Figure content listings:
━━━━━━
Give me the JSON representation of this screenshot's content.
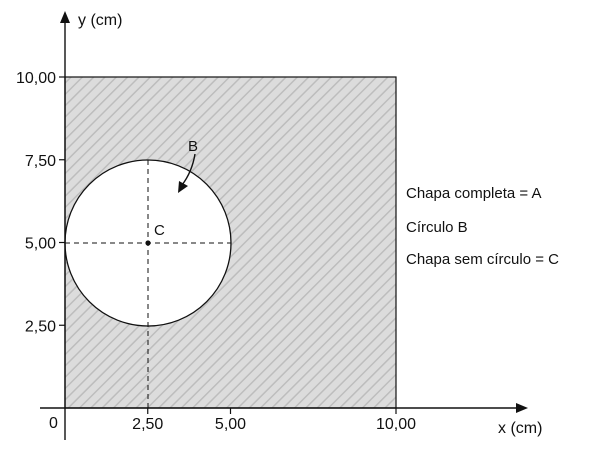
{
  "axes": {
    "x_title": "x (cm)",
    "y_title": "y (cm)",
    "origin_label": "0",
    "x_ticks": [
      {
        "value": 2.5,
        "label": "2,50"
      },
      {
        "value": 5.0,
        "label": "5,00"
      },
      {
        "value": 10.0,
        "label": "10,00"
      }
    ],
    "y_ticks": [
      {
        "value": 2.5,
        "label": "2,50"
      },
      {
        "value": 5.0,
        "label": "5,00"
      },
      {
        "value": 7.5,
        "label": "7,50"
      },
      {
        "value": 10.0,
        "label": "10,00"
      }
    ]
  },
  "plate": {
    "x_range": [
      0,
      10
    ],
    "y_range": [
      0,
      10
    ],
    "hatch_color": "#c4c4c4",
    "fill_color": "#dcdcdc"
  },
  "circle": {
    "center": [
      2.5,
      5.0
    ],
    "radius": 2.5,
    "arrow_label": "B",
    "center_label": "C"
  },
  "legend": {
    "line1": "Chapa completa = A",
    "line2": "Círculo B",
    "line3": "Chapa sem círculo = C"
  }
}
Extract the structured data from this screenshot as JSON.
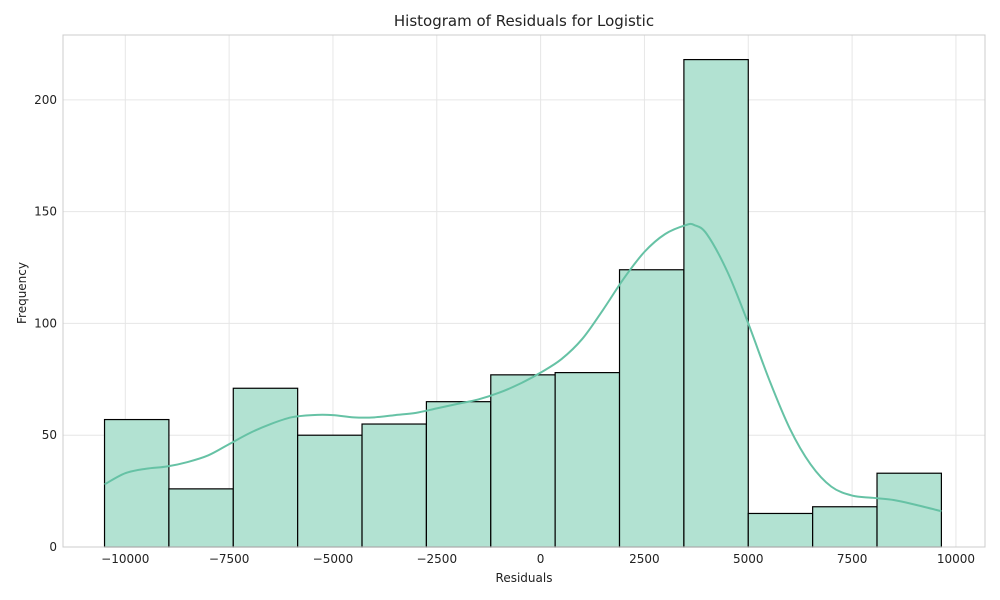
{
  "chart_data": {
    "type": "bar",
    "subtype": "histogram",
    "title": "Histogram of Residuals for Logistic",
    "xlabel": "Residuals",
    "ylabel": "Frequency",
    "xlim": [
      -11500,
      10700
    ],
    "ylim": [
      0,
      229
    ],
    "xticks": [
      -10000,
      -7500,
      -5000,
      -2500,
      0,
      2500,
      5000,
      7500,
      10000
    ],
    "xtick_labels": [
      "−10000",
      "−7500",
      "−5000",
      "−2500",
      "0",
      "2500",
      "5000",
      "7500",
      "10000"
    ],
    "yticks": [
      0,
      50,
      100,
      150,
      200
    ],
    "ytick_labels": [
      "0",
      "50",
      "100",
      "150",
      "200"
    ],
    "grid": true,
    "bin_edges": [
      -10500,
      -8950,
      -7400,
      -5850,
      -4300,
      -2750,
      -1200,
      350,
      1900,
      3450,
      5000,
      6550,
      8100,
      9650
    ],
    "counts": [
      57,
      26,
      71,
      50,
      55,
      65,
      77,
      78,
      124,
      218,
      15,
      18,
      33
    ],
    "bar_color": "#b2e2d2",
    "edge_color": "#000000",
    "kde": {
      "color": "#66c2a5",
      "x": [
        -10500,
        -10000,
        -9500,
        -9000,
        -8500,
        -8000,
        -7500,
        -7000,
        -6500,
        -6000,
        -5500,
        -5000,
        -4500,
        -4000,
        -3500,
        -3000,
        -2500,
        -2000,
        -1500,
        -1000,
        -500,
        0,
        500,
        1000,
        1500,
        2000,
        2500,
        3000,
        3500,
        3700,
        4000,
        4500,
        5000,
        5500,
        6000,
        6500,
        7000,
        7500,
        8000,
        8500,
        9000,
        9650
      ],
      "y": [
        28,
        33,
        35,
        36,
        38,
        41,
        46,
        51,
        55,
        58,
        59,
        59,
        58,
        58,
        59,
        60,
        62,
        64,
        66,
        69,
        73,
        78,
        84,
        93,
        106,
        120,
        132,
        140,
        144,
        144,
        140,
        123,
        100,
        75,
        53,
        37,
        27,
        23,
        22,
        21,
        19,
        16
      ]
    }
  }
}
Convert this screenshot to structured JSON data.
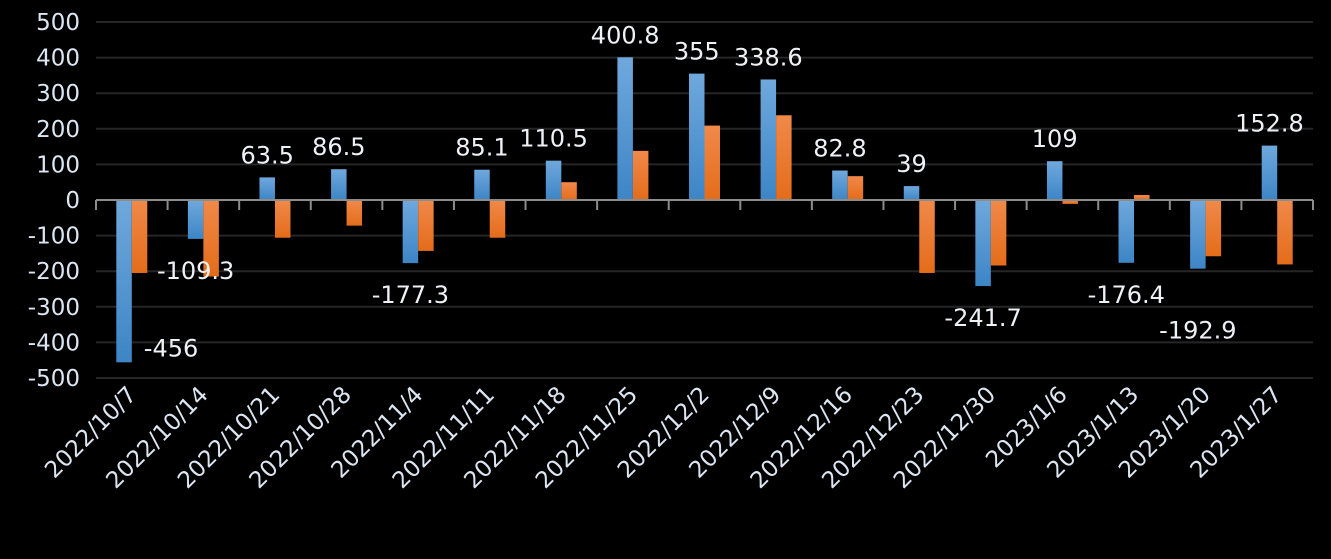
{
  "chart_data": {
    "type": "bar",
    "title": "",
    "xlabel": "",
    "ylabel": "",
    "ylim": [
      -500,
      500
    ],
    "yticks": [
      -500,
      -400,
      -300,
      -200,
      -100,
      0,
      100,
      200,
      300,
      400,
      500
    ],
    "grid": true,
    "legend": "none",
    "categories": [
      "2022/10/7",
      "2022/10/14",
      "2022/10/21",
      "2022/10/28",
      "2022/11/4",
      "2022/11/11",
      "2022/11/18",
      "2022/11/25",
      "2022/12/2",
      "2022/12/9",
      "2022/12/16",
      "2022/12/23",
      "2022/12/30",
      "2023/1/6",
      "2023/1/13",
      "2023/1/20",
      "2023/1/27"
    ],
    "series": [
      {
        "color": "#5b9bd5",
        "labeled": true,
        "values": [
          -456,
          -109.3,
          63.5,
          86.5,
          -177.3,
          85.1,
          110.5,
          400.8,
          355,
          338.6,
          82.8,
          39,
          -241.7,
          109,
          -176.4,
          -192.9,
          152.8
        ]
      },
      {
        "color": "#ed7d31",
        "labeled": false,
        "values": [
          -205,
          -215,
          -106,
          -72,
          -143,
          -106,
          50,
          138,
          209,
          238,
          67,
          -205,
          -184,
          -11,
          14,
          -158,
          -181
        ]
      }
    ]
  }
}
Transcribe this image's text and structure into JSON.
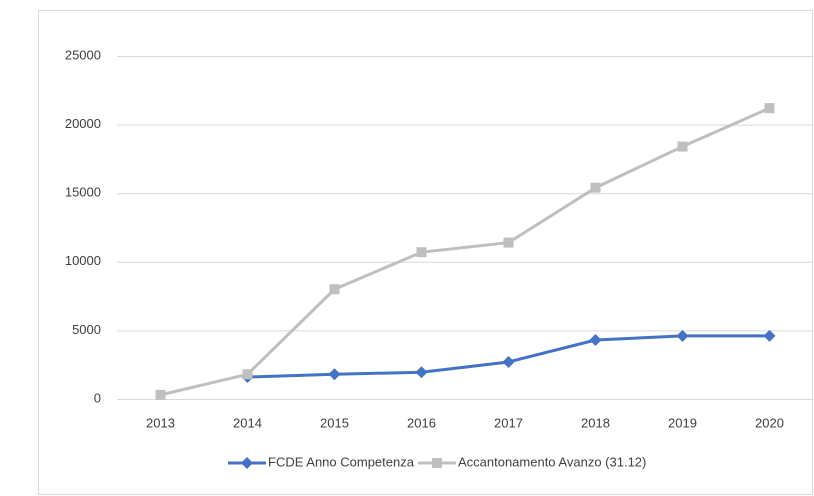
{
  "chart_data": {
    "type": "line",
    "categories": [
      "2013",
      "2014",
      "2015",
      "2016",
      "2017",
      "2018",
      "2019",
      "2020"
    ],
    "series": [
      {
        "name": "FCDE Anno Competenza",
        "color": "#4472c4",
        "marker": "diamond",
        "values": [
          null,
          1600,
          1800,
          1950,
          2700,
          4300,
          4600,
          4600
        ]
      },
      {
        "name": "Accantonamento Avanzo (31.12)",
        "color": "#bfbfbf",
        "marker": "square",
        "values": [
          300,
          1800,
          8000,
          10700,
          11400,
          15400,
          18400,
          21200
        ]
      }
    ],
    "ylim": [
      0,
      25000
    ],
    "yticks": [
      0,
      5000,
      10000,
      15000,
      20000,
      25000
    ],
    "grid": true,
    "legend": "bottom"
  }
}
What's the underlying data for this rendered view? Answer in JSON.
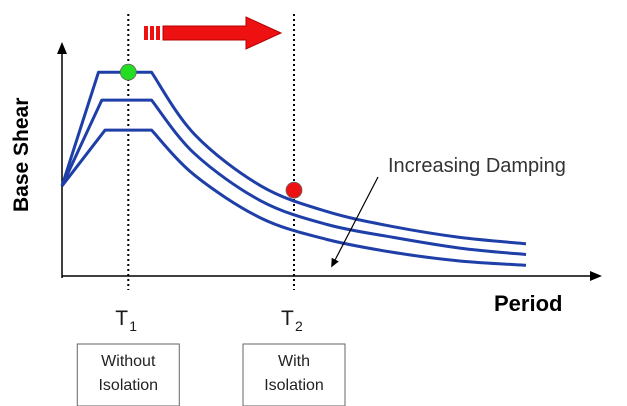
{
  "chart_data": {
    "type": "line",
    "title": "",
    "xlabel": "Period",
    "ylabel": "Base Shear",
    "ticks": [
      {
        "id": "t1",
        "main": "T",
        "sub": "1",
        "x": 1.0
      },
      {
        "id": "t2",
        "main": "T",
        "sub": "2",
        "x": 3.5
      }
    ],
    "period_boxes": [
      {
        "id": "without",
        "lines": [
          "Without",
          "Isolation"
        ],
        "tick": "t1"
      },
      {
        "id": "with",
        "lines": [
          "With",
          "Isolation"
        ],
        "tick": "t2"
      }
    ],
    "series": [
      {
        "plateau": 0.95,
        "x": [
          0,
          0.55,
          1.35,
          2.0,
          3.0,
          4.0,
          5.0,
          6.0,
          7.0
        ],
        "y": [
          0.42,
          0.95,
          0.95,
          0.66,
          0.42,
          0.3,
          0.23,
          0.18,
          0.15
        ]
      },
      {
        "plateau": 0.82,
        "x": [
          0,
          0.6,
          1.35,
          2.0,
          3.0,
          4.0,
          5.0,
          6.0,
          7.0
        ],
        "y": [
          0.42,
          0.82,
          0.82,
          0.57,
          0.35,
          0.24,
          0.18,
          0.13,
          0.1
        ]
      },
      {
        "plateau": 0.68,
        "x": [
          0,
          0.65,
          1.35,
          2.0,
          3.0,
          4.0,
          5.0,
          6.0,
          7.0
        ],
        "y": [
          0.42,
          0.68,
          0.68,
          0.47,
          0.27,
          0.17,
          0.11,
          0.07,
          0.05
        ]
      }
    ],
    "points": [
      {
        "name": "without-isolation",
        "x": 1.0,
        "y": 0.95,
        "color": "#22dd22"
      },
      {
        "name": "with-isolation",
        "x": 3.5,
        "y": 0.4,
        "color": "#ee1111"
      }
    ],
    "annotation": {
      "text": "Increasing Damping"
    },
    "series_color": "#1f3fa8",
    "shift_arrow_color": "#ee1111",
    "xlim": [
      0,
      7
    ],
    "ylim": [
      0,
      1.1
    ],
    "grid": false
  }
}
━━━━━━
**TASK BRIEF:** All of the records above must be copied exactly, except for the pictures.

**OUTPUT OF THE EXERCISE:**
Give me the JSON representation of this screenshot's content.
{
  "axes": {
    "x_title": "x (cm)",
    "y_title": "y (cm)",
    "origin_label": "0",
    "x_ticks": [
      {
        "value": 2.5,
        "label": "2,50"
      },
      {
        "value": 5.0,
        "label": "5,00"
      },
      {
        "value": 10.0,
        "label": "10,00"
      }
    ],
    "y_ticks": [
      {
        "value": 2.5,
        "label": "2,50"
      },
      {
        "value": 5.0,
        "label": "5,00"
      },
      {
        "value": 7.5,
        "label": "7,50"
      },
      {
        "value": 10.0,
        "label": "10,00"
      }
    ]
  },
  "plate": {
    "x_range": [
      0,
      10
    ],
    "y_range": [
      0,
      10
    ],
    "hatch_color": "#c4c4c4",
    "fill_color": "#dcdcdc"
  },
  "circle": {
    "center": [
      2.5,
      5.0
    ],
    "radius": 2.5,
    "arrow_label": "B",
    "center_label": "C"
  },
  "legend": {
    "line1": "Chapa completa = A",
    "line2": "Círculo B",
    "line3": "Chapa sem círculo = C"
  }
}
Extract the structured data from this screenshot as JSON.
{
  "chart_data": {
    "type": "bar",
    "subtype": "histogram",
    "title": "Histogram of Residuals for Logistic",
    "xlabel": "Residuals",
    "ylabel": "Frequency",
    "xlim": [
      -11500,
      10700
    ],
    "ylim": [
      0,
      229
    ],
    "xticks": [
      -10000,
      -7500,
      -5000,
      -2500,
      0,
      2500,
      5000,
      7500,
      10000
    ],
    "xtick_labels": [
      "−10000",
      "−7500",
      "−5000",
      "−2500",
      "0",
      "2500",
      "5000",
      "7500",
      "10000"
    ],
    "yticks": [
      0,
      50,
      100,
      150,
      200
    ],
    "ytick_labels": [
      "0",
      "50",
      "100",
      "150",
      "200"
    ],
    "grid": true,
    "bin_edges": [
      -10500,
      -8950,
      -7400,
      -5850,
      -4300,
      -2750,
      -1200,
      350,
      1900,
      3450,
      5000,
      6550,
      8100,
      9650
    ],
    "counts": [
      57,
      26,
      71,
      50,
      55,
      65,
      77,
      78,
      124,
      218,
      15,
      18,
      33
    ],
    "bar_color": "#b2e2d2",
    "edge_color": "#000000",
    "kde": {
      "color": "#66c2a5",
      "x": [
        -10500,
        -10000,
        -9500,
        -9000,
        -8500,
        -8000,
        -7500,
        -7000,
        -6500,
        -6000,
        -5500,
        -5000,
        -4500,
        -4000,
        -3500,
        -3000,
        -2500,
        -2000,
        -1500,
        -1000,
        -500,
        0,
        500,
        1000,
        1500,
        2000,
        2500,
        3000,
        3500,
        3700,
        4000,
        4500,
        5000,
        5500,
        6000,
        6500,
        7000,
        7500,
        8000,
        8500,
        9000,
        9650
      ],
      "y": [
        28,
        33,
        35,
        36,
        38,
        41,
        46,
        51,
        55,
        58,
        59,
        59,
        58,
        58,
        59,
        60,
        62,
        64,
        66,
        69,
        73,
        78,
        84,
        93,
        106,
        120,
        132,
        140,
        144,
        144,
        140,
        123,
        100,
        75,
        53,
        37,
        27,
        23,
        22,
        21,
        19,
        16
      ]
    }
  }
}
Convert this screenshot to structured JSON data.
{
  "chart_data": {
    "type": "bar",
    "title": "",
    "xlabel": "",
    "ylabel": "",
    "ylim": [
      -500,
      500
    ],
    "yticks": [
      -500,
      -400,
      -300,
      -200,
      -100,
      0,
      100,
      200,
      300,
      400,
      500
    ],
    "grid": true,
    "legend": "none",
    "categories": [
      "2022/10/7",
      "2022/10/14",
      "2022/10/21",
      "2022/10/28",
      "2022/11/4",
      "2022/11/11",
      "2022/11/18",
      "2022/11/25",
      "2022/12/2",
      "2022/12/9",
      "2022/12/16",
      "2022/12/23",
      "2022/12/30",
      "2023/1/6",
      "2023/1/13",
      "2023/1/20",
      "2023/1/27"
    ],
    "series": [
      {
        "color": "#5b9bd5",
        "labeled": true,
        "values": [
          -456,
          -109.3,
          63.5,
          86.5,
          -177.3,
          85.1,
          110.5,
          400.8,
          355,
          338.6,
          82.8,
          39,
          -241.7,
          109,
          -176.4,
          -192.9,
          152.8
        ]
      },
      {
        "color": "#ed7d31",
        "labeled": false,
        "values": [
          -205,
          -215,
          -106,
          -72,
          -143,
          -106,
          50,
          138,
          209,
          238,
          67,
          -205,
          -184,
          -11,
          14,
          -158,
          -181
        ]
      }
    ]
  }
}
Transcribe this image's text and structure into JSON.
{
  "chart_data": {
    "type": "line",
    "categories": [
      "2013",
      "2014",
      "2015",
      "2016",
      "2017",
      "2018",
      "2019",
      "2020"
    ],
    "series": [
      {
        "name": "FCDE Anno Competenza",
        "color": "#4472c4",
        "marker": "diamond",
        "values": [
          null,
          1600,
          1800,
          1950,
          2700,
          4300,
          4600,
          4600
        ]
      },
      {
        "name": "Accantonamento Avanzo (31.12)",
        "color": "#bfbfbf",
        "marker": "square",
        "values": [
          300,
          1800,
          8000,
          10700,
          11400,
          15400,
          18400,
          21200
        ]
      }
    ],
    "ylim": [
      0,
      25000
    ],
    "yticks": [
      0,
      5000,
      10000,
      15000,
      20000,
      25000
    ],
    "grid": true,
    "legend": "bottom"
  }
}
What's the underlying data for this rendered view? Answer in JSON.
{
  "chart_data": {
    "type": "line",
    "title": "",
    "xlabel": "Period",
    "ylabel": "Base Shear",
    "ticks": [
      {
        "id": "t1",
        "main": "T",
        "sub": "1",
        "x": 1.0
      },
      {
        "id": "t2",
        "main": "T",
        "sub": "2",
        "x": 3.5
      }
    ],
    "period_boxes": [
      {
        "id": "without",
        "lines": [
          "Without",
          "Isolation"
        ],
        "tick": "t1"
      },
      {
        "id": "with",
        "lines": [
          "With",
          "Isolation"
        ],
        "tick": "t2"
      }
    ],
    "series": [
      {
        "plateau": 0.95,
        "x": [
          0,
          0.55,
          1.35,
          2.0,
          3.0,
          4.0,
          5.0,
          6.0,
          7.0
        ],
        "y": [
          0.42,
          0.95,
          0.95,
          0.66,
          0.42,
          0.3,
          0.23,
          0.18,
          0.15
        ]
      },
      {
        "plateau": 0.82,
        "x": [
          0,
          0.6,
          1.35,
          2.0,
          3.0,
          4.0,
          5.0,
          6.0,
          7.0
        ],
        "y": [
          0.42,
          0.82,
          0.82,
          0.57,
          0.35,
          0.24,
          0.18,
          0.13,
          0.1
        ]
      },
      {
        "plateau": 0.68,
        "x": [
          0,
          0.65,
          1.35,
          2.0,
          3.0,
          4.0,
          5.0,
          6.0,
          7.0
        ],
        "y": [
          0.42,
          0.68,
          0.68,
          0.47,
          0.27,
          0.17,
          0.11,
          0.07,
          0.05
        ]
      }
    ],
    "points": [
      {
        "name": "without-isolation",
        "x": 1.0,
        "y": 0.95,
        "color": "#22dd22"
      },
      {
        "name": "with-isolation",
        "x": 3.5,
        "y": 0.4,
        "color": "#ee1111"
      }
    ],
    "annotation": {
      "text": "Increasing Damping"
    },
    "series_color": "#1f3fa8",
    "shift_arrow_color": "#ee1111",
    "xlim": [
      0,
      7
    ],
    "ylim": [
      0,
      1.1
    ],
    "grid": false
  }
}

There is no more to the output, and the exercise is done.